## Record set
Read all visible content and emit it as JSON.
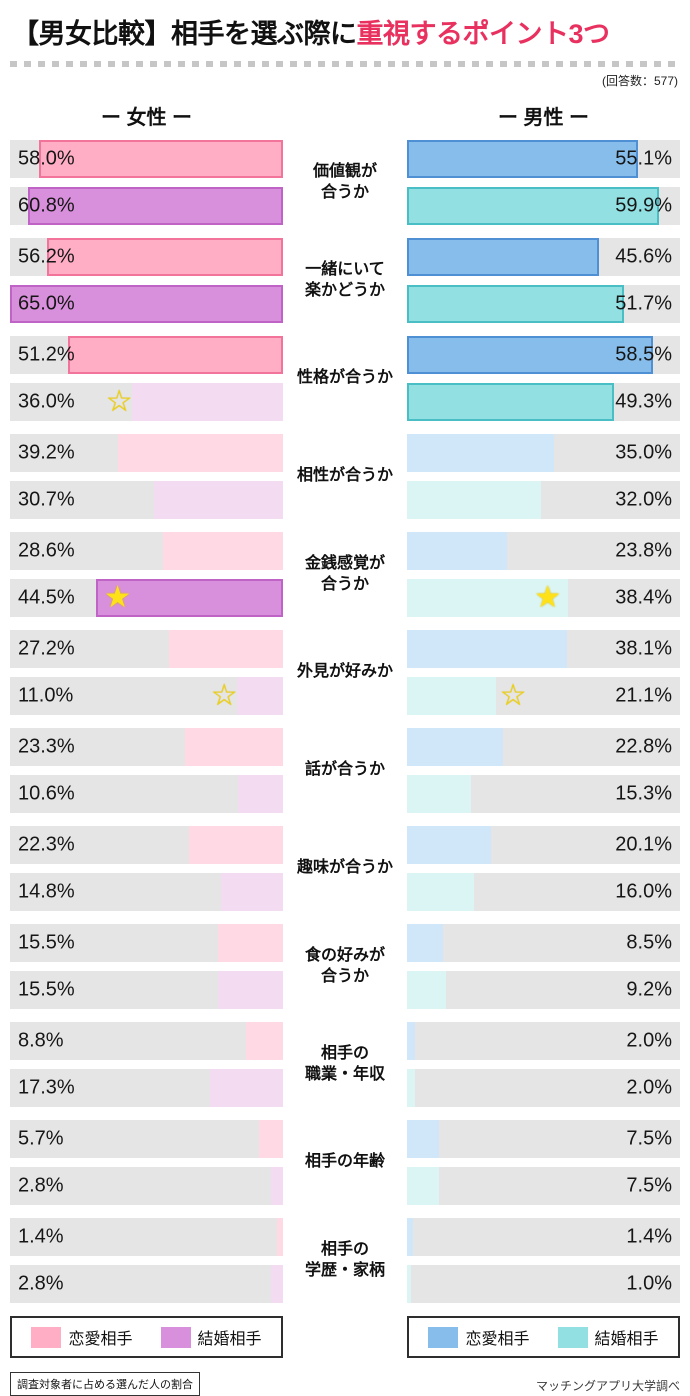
{
  "title": {
    "prefix": "【男女比較】相手を選ぶ際に",
    "highlight": "重視するポイント3つ"
  },
  "respondents": "(回答数：577)",
  "columns": {
    "female": "ー 女性 ー",
    "male": "ー 男性 ー"
  },
  "scale_max": 65,
  "colors": {
    "title_highlight": "#e8315f",
    "track": "#e6e5e6",
    "female_romance": {
      "fill": "#ffaec6",
      "border": "#f2749b",
      "light": "#ffd9e4"
    },
    "female_marriage": {
      "fill": "#d990dc",
      "border": "#bf63c6",
      "light": "#f3dbf2"
    },
    "male_romance": {
      "fill": "#87bdeb",
      "border": "#4f90d4",
      "light": "#cfe7f8"
    },
    "male_marriage": {
      "fill": "#93e0e3",
      "border": "#4abec5",
      "light": "#dbf5f5"
    },
    "star": "#ffe11a"
  },
  "rows": [
    {
      "label_lines": [
        "価値観が",
        "合うか"
      ],
      "female": {
        "romance": {
          "v": 58.0,
          "t": "58.0%",
          "hl": true
        },
        "marriage": {
          "v": 60.8,
          "t": "60.8%",
          "hl": true
        }
      },
      "male": {
        "romance": {
          "v": 55.1,
          "t": "55.1%",
          "hl": true
        },
        "marriage": {
          "v": 59.9,
          "t": "59.9%",
          "hl": true
        }
      }
    },
    {
      "label_lines": [
        "一緒にいて",
        "楽かどうか"
      ],
      "female": {
        "romance": {
          "v": 56.2,
          "t": "56.2%",
          "hl": true
        },
        "marriage": {
          "v": 65.0,
          "t": "65.0%",
          "hl": true
        }
      },
      "male": {
        "romance": {
          "v": 45.6,
          "t": "45.6%",
          "hl": true
        },
        "marriage": {
          "v": 51.7,
          "t": "51.7%",
          "hl": true
        }
      }
    },
    {
      "label_lines": [
        "性格が合うか"
      ],
      "female": {
        "romance": {
          "v": 51.2,
          "t": "51.2%",
          "hl": true
        },
        "marriage": {
          "v": 36.0,
          "t": "36.0%",
          "hl": false,
          "star": "outline"
        }
      },
      "male": {
        "romance": {
          "v": 58.5,
          "t": "58.5%",
          "hl": true
        },
        "marriage": {
          "v": 49.3,
          "t": "49.3%",
          "hl": true
        }
      }
    },
    {
      "label_lines": [
        "相性が合うか"
      ],
      "female": {
        "romance": {
          "v": 39.2,
          "t": "39.2%",
          "hl": false
        },
        "marriage": {
          "v": 30.7,
          "t": "30.7%",
          "hl": false
        }
      },
      "male": {
        "romance": {
          "v": 35.0,
          "t": "35.0%",
          "hl": false
        },
        "marriage": {
          "v": 32.0,
          "t": "32.0%",
          "hl": false
        }
      }
    },
    {
      "label_lines": [
        "金銭感覚が",
        "合うか"
      ],
      "female": {
        "romance": {
          "v": 28.6,
          "t": "28.6%",
          "hl": false
        },
        "marriage": {
          "v": 44.5,
          "t": "44.5%",
          "hl": true,
          "star": "filled"
        }
      },
      "male": {
        "romance": {
          "v": 23.8,
          "t": "23.8%",
          "hl": false
        },
        "marriage": {
          "v": 38.4,
          "t": "38.4%",
          "hl": false,
          "star": "filled"
        }
      }
    },
    {
      "label_lines": [
        "外見が好みか"
      ],
      "female": {
        "romance": {
          "v": 27.2,
          "t": "27.2%",
          "hl": false
        },
        "marriage": {
          "v": 11.0,
          "t": "11.0%",
          "hl": false,
          "star": "outline"
        }
      },
      "male": {
        "romance": {
          "v": 38.1,
          "t": "38.1%",
          "hl": false
        },
        "marriage": {
          "v": 21.1,
          "t": "21.1%",
          "hl": false,
          "star": "outline"
        }
      }
    },
    {
      "label_lines": [
        "話が合うか"
      ],
      "female": {
        "romance": {
          "v": 23.3,
          "t": "23.3%",
          "hl": false
        },
        "marriage": {
          "v": 10.6,
          "t": "10.6%",
          "hl": false
        }
      },
      "male": {
        "romance": {
          "v": 22.8,
          "t": "22.8%",
          "hl": false
        },
        "marriage": {
          "v": 15.3,
          "t": "15.3%",
          "hl": false
        }
      }
    },
    {
      "label_lines": [
        "趣味が合うか"
      ],
      "female": {
        "romance": {
          "v": 22.3,
          "t": "22.3%",
          "hl": false
        },
        "marriage": {
          "v": 14.8,
          "t": "14.8%",
          "hl": false
        }
      },
      "male": {
        "romance": {
          "v": 20.1,
          "t": "20.1%",
          "hl": false
        },
        "marriage": {
          "v": 16.0,
          "t": "16.0%",
          "hl": false
        }
      }
    },
    {
      "label_lines": [
        "食の好みが",
        "合うか"
      ],
      "female": {
        "romance": {
          "v": 15.5,
          "t": "15.5%",
          "hl": false
        },
        "marriage": {
          "v": 15.5,
          "t": "15.5%",
          "hl": false
        }
      },
      "male": {
        "romance": {
          "v": 8.5,
          "t": "8.5%",
          "hl": false
        },
        "marriage": {
          "v": 9.2,
          "t": "9.2%",
          "hl": false
        }
      }
    },
    {
      "label_lines": [
        "相手の",
        "職業・年収"
      ],
      "female": {
        "romance": {
          "v": 8.8,
          "t": "8.8%",
          "hl": false
        },
        "marriage": {
          "v": 17.3,
          "t": "17.3%",
          "hl": false
        }
      },
      "male": {
        "romance": {
          "v": 2.0,
          "t": "2.0%",
          "hl": false
        },
        "marriage": {
          "v": 2.0,
          "t": "2.0%",
          "hl": false
        }
      }
    },
    {
      "label_lines": [
        "相手の年齢"
      ],
      "female": {
        "romance": {
          "v": 5.7,
          "t": "5.7%",
          "hl": false
        },
        "marriage": {
          "v": 2.8,
          "t": "2.8%",
          "hl": false
        }
      },
      "male": {
        "romance": {
          "v": 7.5,
          "t": "7.5%",
          "hl": false
        },
        "marriage": {
          "v": 7.5,
          "t": "7.5%",
          "hl": false
        }
      }
    },
    {
      "label_lines": [
        "相手の",
        "学歴・家柄"
      ],
      "female": {
        "romance": {
          "v": 1.4,
          "t": "1.4%",
          "hl": false
        },
        "marriage": {
          "v": 2.8,
          "t": "2.8%",
          "hl": false
        }
      },
      "male": {
        "romance": {
          "v": 1.4,
          "t": "1.4%",
          "hl": false
        },
        "marriage": {
          "v": 1.0,
          "t": "1.0%",
          "hl": false
        }
      }
    }
  ],
  "legend": {
    "female": [
      {
        "label": "恋愛相手",
        "color": "#ffaec6"
      },
      {
        "label": "結婚相手",
        "color": "#d990dc"
      }
    ],
    "male": [
      {
        "label": "恋愛相手",
        "color": "#87bdeb"
      },
      {
        "label": "結婚相手",
        "color": "#93e0e3"
      }
    ]
  },
  "footnote": "調査対象者に占める選んだ人の割合",
  "source": "マッチングアプリ大学調べ",
  "chart_data": {
    "type": "bar",
    "orientation": "horizontal-mirrored",
    "unit": "%",
    "title": "【男女比較】相手を選ぶ際に重視するポイント3つ",
    "subtitle": "(回答数：577)",
    "xlim": [
      0,
      65
    ],
    "grid": false,
    "legend_position": "bottom",
    "categories": [
      "価値観が合うか",
      "一緒にいて楽かどうか",
      "性格が合うか",
      "相性が合うか",
      "金銭感覚が合うか",
      "外見が好みか",
      "話が合うか",
      "趣味が合うか",
      "食の好みが合うか",
      "相手の職業・年収",
      "相手の年齢",
      "相手の学歴・家柄"
    ],
    "series": [
      {
        "name": "女性・恋愛相手",
        "values": [
          58.0,
          56.2,
          51.2,
          39.2,
          28.6,
          27.2,
          23.3,
          22.3,
          15.5,
          8.8,
          5.7,
          1.4
        ]
      },
      {
        "name": "女性・結婚相手",
        "values": [
          60.8,
          65.0,
          36.0,
          30.7,
          44.5,
          11.0,
          10.6,
          14.8,
          15.5,
          17.3,
          2.8,
          2.8
        ]
      },
      {
        "name": "男性・恋愛相手",
        "values": [
          55.1,
          45.6,
          58.5,
          35.0,
          23.8,
          38.1,
          22.8,
          20.1,
          8.5,
          2.0,
          7.5,
          1.4
        ]
      },
      {
        "name": "男性・結婚相手",
        "values": [
          59.9,
          51.7,
          49.3,
          32.0,
          38.4,
          21.1,
          15.3,
          16.0,
          9.2,
          2.0,
          7.5,
          1.0
        ]
      }
    ],
    "annotations": "top-3 values of each series drawn saturated with border; stars mark notable romance-vs-marriage gaps (filled: 金銭感覚 44.5/38.4, outline: 性格 36.0, 外見 11.0/21.1)"
  }
}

## Work to be completed
Give the count of lines in the data above that hold the string "恋愛相手", with no additional words.

## Exercise solution
4